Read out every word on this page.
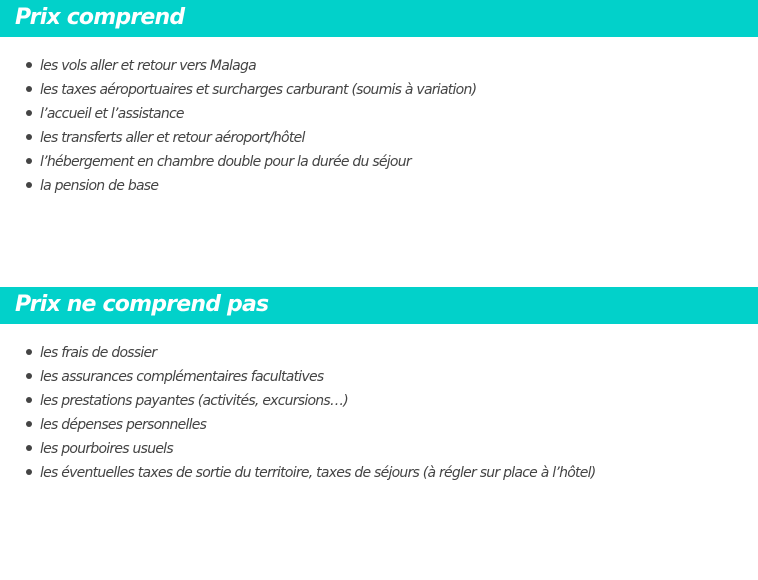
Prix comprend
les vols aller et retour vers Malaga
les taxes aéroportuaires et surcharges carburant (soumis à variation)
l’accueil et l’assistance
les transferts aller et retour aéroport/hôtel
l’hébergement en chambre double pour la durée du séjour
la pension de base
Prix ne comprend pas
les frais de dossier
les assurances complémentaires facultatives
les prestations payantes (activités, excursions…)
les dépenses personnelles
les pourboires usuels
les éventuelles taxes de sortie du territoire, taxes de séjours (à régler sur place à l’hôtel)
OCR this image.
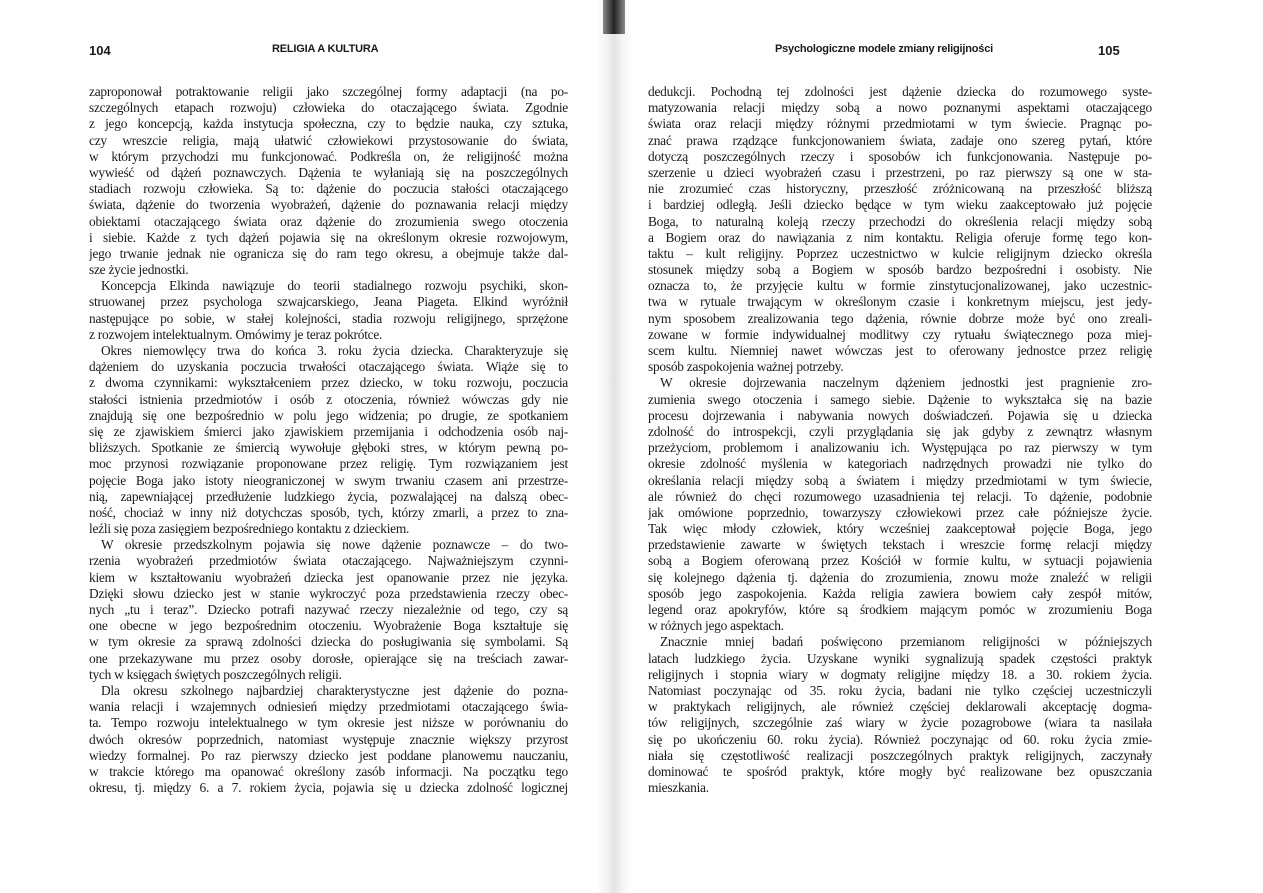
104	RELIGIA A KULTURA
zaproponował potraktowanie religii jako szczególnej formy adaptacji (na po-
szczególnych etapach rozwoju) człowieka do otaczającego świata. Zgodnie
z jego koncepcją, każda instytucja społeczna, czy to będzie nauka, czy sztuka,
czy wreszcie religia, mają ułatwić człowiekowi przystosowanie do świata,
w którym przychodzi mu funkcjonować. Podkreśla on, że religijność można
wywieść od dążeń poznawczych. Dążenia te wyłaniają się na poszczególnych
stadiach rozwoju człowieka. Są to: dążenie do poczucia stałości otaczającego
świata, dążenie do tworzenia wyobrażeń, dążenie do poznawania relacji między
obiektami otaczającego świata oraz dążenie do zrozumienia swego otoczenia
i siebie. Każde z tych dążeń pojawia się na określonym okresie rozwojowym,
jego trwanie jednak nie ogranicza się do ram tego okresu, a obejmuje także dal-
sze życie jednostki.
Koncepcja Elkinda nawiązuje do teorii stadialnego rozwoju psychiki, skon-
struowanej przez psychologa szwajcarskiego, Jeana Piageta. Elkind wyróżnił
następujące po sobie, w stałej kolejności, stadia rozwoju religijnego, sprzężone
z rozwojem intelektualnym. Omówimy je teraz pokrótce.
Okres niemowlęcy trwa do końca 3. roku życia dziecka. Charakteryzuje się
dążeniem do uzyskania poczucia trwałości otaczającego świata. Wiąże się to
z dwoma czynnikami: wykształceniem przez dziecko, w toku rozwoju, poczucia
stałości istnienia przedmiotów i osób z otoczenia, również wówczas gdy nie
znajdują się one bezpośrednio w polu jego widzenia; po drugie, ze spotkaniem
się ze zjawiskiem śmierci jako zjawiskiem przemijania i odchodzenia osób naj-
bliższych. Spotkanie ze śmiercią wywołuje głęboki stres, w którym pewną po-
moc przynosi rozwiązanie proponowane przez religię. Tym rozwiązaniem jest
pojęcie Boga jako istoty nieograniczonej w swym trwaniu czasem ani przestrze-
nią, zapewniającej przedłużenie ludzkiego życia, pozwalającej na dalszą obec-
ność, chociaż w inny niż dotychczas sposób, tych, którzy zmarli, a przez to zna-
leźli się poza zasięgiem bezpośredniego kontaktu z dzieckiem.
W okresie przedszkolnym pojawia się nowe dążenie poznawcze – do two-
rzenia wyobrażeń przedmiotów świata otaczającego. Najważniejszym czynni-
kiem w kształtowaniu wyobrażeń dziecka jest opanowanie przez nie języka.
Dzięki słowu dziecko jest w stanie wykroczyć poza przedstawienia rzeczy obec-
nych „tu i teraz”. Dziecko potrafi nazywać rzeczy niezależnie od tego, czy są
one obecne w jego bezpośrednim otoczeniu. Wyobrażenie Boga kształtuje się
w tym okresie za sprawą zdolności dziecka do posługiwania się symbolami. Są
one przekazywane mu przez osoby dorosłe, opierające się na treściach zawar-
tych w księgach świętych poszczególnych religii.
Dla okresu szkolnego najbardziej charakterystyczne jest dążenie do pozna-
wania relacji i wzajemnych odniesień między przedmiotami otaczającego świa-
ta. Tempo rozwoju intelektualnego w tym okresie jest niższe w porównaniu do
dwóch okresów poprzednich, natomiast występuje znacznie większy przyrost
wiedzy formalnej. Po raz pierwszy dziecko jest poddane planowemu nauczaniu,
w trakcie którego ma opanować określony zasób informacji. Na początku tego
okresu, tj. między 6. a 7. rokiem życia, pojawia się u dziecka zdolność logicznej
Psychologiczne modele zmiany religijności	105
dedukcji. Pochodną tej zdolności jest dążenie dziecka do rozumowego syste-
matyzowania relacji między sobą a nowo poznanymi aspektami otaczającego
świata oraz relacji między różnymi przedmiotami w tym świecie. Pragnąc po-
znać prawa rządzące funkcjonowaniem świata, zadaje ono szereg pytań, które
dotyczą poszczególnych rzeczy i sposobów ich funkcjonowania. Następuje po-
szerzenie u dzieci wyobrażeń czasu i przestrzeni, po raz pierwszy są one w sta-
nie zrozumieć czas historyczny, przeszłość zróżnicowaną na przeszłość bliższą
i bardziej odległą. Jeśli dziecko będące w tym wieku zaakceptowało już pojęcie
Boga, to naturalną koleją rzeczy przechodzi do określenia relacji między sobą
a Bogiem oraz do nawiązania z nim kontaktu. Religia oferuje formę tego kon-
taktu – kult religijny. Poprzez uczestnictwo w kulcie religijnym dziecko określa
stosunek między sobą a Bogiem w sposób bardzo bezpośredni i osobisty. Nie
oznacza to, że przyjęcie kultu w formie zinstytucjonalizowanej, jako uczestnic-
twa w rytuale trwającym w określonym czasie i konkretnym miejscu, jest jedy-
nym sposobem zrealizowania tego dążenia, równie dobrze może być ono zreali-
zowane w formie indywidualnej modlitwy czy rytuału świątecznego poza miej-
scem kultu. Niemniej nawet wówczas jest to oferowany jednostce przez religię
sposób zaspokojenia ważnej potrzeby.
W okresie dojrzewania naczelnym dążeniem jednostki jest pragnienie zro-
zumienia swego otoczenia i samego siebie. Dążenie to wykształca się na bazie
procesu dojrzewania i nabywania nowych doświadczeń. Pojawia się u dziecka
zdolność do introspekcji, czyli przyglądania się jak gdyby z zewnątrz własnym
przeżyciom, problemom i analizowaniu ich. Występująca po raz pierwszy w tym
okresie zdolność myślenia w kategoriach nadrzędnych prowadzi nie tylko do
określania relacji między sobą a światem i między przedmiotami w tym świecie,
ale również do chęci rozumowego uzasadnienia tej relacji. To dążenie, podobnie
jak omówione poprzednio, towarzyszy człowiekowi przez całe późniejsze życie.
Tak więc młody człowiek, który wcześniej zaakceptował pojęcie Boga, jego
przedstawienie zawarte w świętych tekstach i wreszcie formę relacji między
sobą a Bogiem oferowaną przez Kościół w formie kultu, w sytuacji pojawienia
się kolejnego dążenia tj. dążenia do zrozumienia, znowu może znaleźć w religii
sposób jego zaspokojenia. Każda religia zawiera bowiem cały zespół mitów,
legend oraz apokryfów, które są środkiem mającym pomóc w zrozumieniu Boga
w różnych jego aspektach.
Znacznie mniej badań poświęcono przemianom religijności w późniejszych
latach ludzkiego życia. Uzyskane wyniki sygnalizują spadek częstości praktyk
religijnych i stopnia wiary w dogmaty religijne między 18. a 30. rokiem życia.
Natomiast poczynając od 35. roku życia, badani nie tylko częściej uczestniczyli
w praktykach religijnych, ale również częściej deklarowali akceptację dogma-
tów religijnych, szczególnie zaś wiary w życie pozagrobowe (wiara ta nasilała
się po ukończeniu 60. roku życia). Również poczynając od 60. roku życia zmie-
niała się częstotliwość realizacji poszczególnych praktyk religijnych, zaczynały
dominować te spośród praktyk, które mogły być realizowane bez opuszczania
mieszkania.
-*-
▶ [Aim of the exercise] Write every entry out again exactly, dropping the pictures.

▶ [Final result]
Read out every word on this page.
Prix comprend
les vols aller et retour vers Malaga
les taxes aéroportuaires et surcharges carburant (soumis à variation)
l’accueil et l’assistance
les transferts aller et retour aéroport/hôtel
l’hébergement en chambre double pour la durée du séjour
la pension de base
Prix ne comprend pas
les frais de dossier
les assurances complémentaires facultatives
les prestations payantes (activités, excursions…)
les dépenses personnelles
les pourboires usuels
les éventuelles taxes de sortie du territoire, taxes de séjours (à régler sur place à l’hôtel)
OCR this image.
104	RELIGIA A KULTURA
zaproponował potraktowanie religii jako szczególnej formy adaptacji (na po-
szczególnych etapach rozwoju) człowieka do otaczającego świata. Zgodnie
z jego koncepcją, każda instytucja społeczna, czy to będzie nauka, czy sztuka,
czy wreszcie religia, mają ułatwić człowiekowi przystosowanie do świata,
w którym przychodzi mu funkcjonować. Podkreśla on, że religijność można
wywieść od dążeń poznawczych. Dążenia te wyłaniają się na poszczególnych
stadiach rozwoju człowieka. Są to: dążenie do poczucia stałości otaczającego
świata, dążenie do tworzenia wyobrażeń, dążenie do poznawania relacji między
obiektami otaczającego świata oraz dążenie do zrozumienia swego otoczenia
i siebie. Każde z tych dążeń pojawia się na określonym okresie rozwojowym,
jego trwanie jednak nie ogranicza się do ram tego okresu, a obejmuje także dal-
sze życie jednostki.
Koncepcja Elkinda nawiązuje do teorii stadialnego rozwoju psychiki, skon-
struowanej przez psychologa szwajcarskiego, Jeana Piageta. Elkind wyróżnił
następujące po sobie, w stałej kolejności, stadia rozwoju religijnego, sprzężone
z rozwojem intelektualnym. Omówimy je teraz pokrótce.
Okres niemowlęcy trwa do końca 3. roku życia dziecka. Charakteryzuje się
dążeniem do uzyskania poczucia trwałości otaczającego świata. Wiąże się to
z dwoma czynnikami: wykształceniem przez dziecko, w toku rozwoju, poczucia
stałości istnienia przedmiotów i osób z otoczenia, również wówczas gdy nie
znajdują się one bezpośrednio w polu jego widzenia; po drugie, ze spotkaniem
się ze zjawiskiem śmierci jako zjawiskiem przemijania i odchodzenia osób naj-
bliższych. Spotkanie ze śmiercią wywołuje głęboki stres, w którym pewną po-
moc przynosi rozwiązanie proponowane przez religię. Tym rozwiązaniem jest
pojęcie Boga jako istoty nieograniczonej w swym trwaniu czasem ani przestrze-
nią, zapewniającej przedłużenie ludzkiego życia, pozwalającej na dalszą obec-
ność, chociaż w inny niż dotychczas sposób, tych, którzy zmarli, a przez to zna-
leźli się poza zasięgiem bezpośredniego kontaktu z dzieckiem.
W okresie przedszkolnym pojawia się nowe dążenie poznawcze – do two-
rzenia wyobrażeń przedmiotów świata otaczającego. Najważniejszym czynni-
kiem w kształtowaniu wyobrażeń dziecka jest opanowanie przez nie języka.
Dzięki słowu dziecko jest w stanie wykroczyć poza przedstawienia rzeczy obec-
nych „tu i teraz”. Dziecko potrafi nazywać rzeczy niezależnie od tego, czy są
one obecne w jego bezpośrednim otoczeniu. Wyobrażenie Boga kształtuje się
w tym okresie za sprawą zdolności dziecka do posługiwania się symbolami. Są
one przekazywane mu przez osoby dorosłe, opierające się na treściach zawar-
tych w księgach świętych poszczególnych religii.
Dla okresu szkolnego najbardziej charakterystyczne jest dążenie do pozna-
wania relacji i wzajemnych odniesień między przedmiotami otaczającego świa-
ta. Tempo rozwoju intelektualnego w tym okresie jest niższe w porównaniu do
dwóch okresów poprzednich, natomiast występuje znacznie większy przyrost
wiedzy formalnej. Po raz pierwszy dziecko jest poddane planowemu nauczaniu,
w trakcie którego ma opanować określony zasób informacji. Na początku tego
okresu, tj. między 6. a 7. rokiem życia, pojawia się u dziecka zdolność logicznej
Psychologiczne modele zmiany religijności	105
dedukcji. Pochodną tej zdolności jest dążenie dziecka do rozumowego syste-
matyzowania relacji między sobą a nowo poznanymi aspektami otaczającego
świata oraz relacji między różnymi przedmiotami w tym świecie. Pragnąc po-
znać prawa rządzące funkcjonowaniem świata, zadaje ono szereg pytań, które
dotyczą poszczególnych rzeczy i sposobów ich funkcjonowania. Następuje po-
szerzenie u dzieci wyobrażeń czasu i przestrzeni, po raz pierwszy są one w sta-
nie zrozumieć czas historyczny, przeszłość zróżnicowaną na przeszłość bliższą
i bardziej odległą. Jeśli dziecko będące w tym wieku zaakceptowało już pojęcie
Boga, to naturalną koleją rzeczy przechodzi do określenia relacji między sobą
a Bogiem oraz do nawiązania z nim kontaktu. Religia oferuje formę tego kon-
taktu – kult religijny. Poprzez uczestnictwo w kulcie religijnym dziecko określa
stosunek między sobą a Bogiem w sposób bardzo bezpośredni i osobisty. Nie
oznacza to, że przyjęcie kultu w formie zinstytucjonalizowanej, jako uczestnic-
twa w rytuale trwającym w określonym czasie i konkretnym miejscu, jest jedy-
nym sposobem zrealizowania tego dążenia, równie dobrze może być ono zreali-
zowane w formie indywidualnej modlitwy czy rytuału świątecznego poza miej-
scem kultu. Niemniej nawet wówczas jest to oferowany jednostce przez religię
sposób zaspokojenia ważnej potrzeby.
W okresie dojrzewania naczelnym dążeniem jednostki jest pragnienie zro-
zumienia swego otoczenia i samego siebie. Dążenie to wykształca się na bazie
procesu dojrzewania i nabywania nowych doświadczeń. Pojawia się u dziecka
zdolność do introspekcji, czyli przyglądania się jak gdyby z zewnątrz własnym
przeżyciom, problemom i analizowaniu ich. Występująca po raz pierwszy w tym
okresie zdolność myślenia w kategoriach nadrzędnych prowadzi nie tylko do
określania relacji między sobą a światem i między przedmiotami w tym świecie,
ale również do chęci rozumowego uzasadnienia tej relacji. To dążenie, podobnie
jak omówione poprzednio, towarzyszy człowiekowi przez całe późniejsze życie.
Tak więc młody człowiek, który wcześniej zaakceptował pojęcie Boga, jego
przedstawienie zawarte w świętych tekstach i wreszcie formę relacji między
sobą a Bogiem oferowaną przez Kościół w formie kultu, w sytuacji pojawienia
się kolejnego dążenia tj. dążenia do zrozumienia, znowu może znaleźć w religii
sposób jego zaspokojenia. Każda religia zawiera bowiem cały zespół mitów,
legend oraz apokryfów, które są środkiem mającym pomóc w zrozumieniu Boga
w różnych jego aspektach.
Znacznie mniej badań poświęcono przemianom religijności w późniejszych
latach ludzkiego życia. Uzyskane wyniki sygnalizują spadek częstości praktyk
religijnych i stopnia wiary w dogmaty religijne między 18. a 30. rokiem życia.
Natomiast poczynając od 35. roku życia, badani nie tylko częściej uczestniczyli
w praktykach religijnych, ale również częściej deklarowali akceptację dogma-
tów religijnych, szczególnie zaś wiary w życie pozagrobowe (wiara ta nasilała
się po ukończeniu 60. roku życia). Również poczynając od 60. roku życia zmie-
niała się częstotliwość realizacji poszczególnych praktyk religijnych, zaczynały
dominować te spośród praktyk, które mogły być realizowane bez opuszczania
mieszkania.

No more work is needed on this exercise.